───── Material for the task ─────

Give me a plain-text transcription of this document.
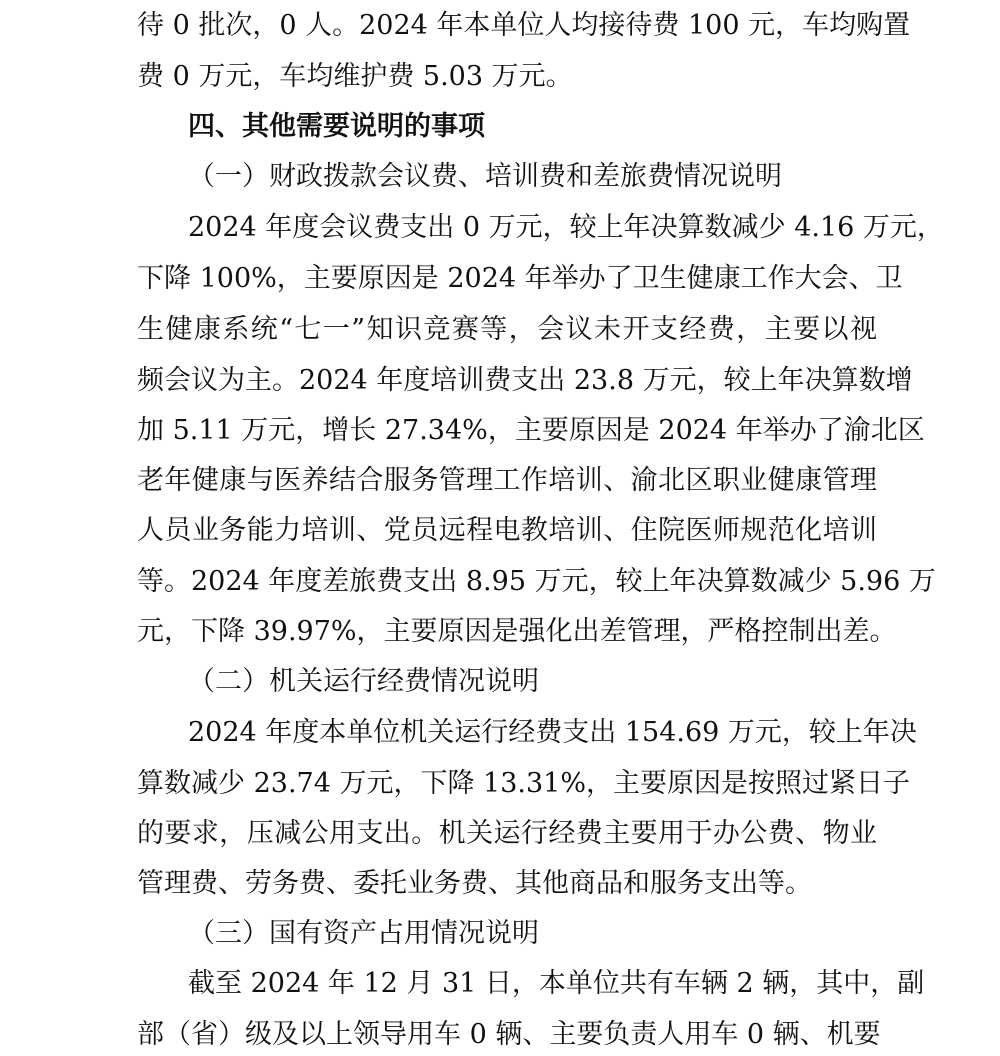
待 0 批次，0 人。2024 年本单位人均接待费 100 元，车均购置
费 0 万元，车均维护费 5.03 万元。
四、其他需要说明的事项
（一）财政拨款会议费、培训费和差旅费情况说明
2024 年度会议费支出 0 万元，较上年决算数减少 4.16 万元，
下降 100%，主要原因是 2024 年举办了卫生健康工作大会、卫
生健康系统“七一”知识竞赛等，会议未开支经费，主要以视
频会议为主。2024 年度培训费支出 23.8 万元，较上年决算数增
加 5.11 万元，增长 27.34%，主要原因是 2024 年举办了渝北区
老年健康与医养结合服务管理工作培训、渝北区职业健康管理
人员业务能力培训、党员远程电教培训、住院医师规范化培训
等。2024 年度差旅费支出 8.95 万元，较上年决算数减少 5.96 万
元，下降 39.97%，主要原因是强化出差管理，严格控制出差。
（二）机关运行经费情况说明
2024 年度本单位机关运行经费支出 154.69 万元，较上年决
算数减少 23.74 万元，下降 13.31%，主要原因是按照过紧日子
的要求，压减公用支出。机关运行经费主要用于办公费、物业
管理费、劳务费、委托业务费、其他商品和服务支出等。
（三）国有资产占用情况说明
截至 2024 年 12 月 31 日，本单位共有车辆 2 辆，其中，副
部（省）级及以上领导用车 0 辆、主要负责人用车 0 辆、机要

─────
───── Material for the task ─────

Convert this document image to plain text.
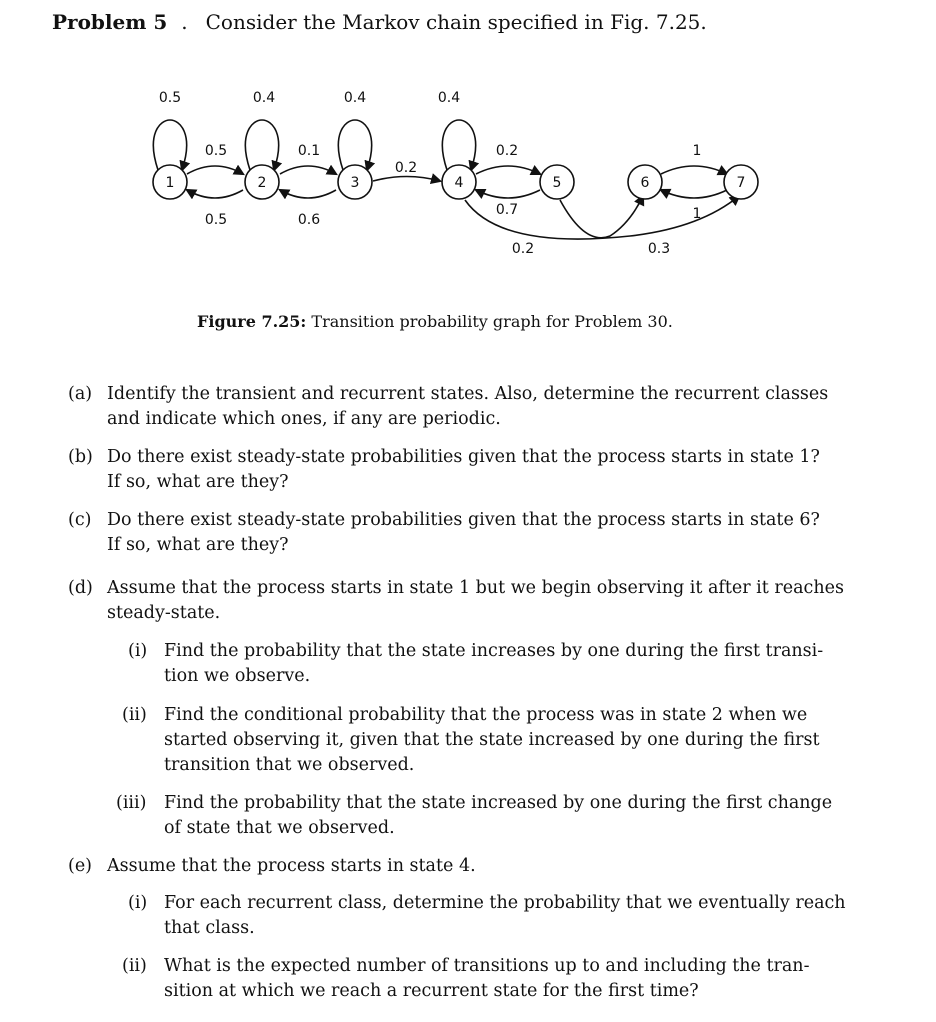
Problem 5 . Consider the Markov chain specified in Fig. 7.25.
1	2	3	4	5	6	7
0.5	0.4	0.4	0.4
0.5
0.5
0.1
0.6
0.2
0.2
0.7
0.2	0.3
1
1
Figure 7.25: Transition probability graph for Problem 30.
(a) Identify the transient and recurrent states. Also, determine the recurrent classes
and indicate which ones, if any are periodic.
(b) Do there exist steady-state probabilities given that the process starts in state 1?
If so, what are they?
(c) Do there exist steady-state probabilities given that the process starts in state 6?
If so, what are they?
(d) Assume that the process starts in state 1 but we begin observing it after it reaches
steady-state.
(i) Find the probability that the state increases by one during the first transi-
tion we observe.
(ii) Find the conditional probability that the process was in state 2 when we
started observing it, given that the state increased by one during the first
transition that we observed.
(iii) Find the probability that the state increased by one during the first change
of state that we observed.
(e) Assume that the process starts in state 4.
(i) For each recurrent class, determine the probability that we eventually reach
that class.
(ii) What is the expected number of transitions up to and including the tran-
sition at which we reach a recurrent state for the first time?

─────

• **Do this**
Using the listing above, list every line in which the string "steady" occurs.

• **Expected output**
(b) Do there exist steady-state probabilities given that the process starts in state 1?
(c) Do there exist steady-state probabilities given that the process starts in state 6?
steady-state.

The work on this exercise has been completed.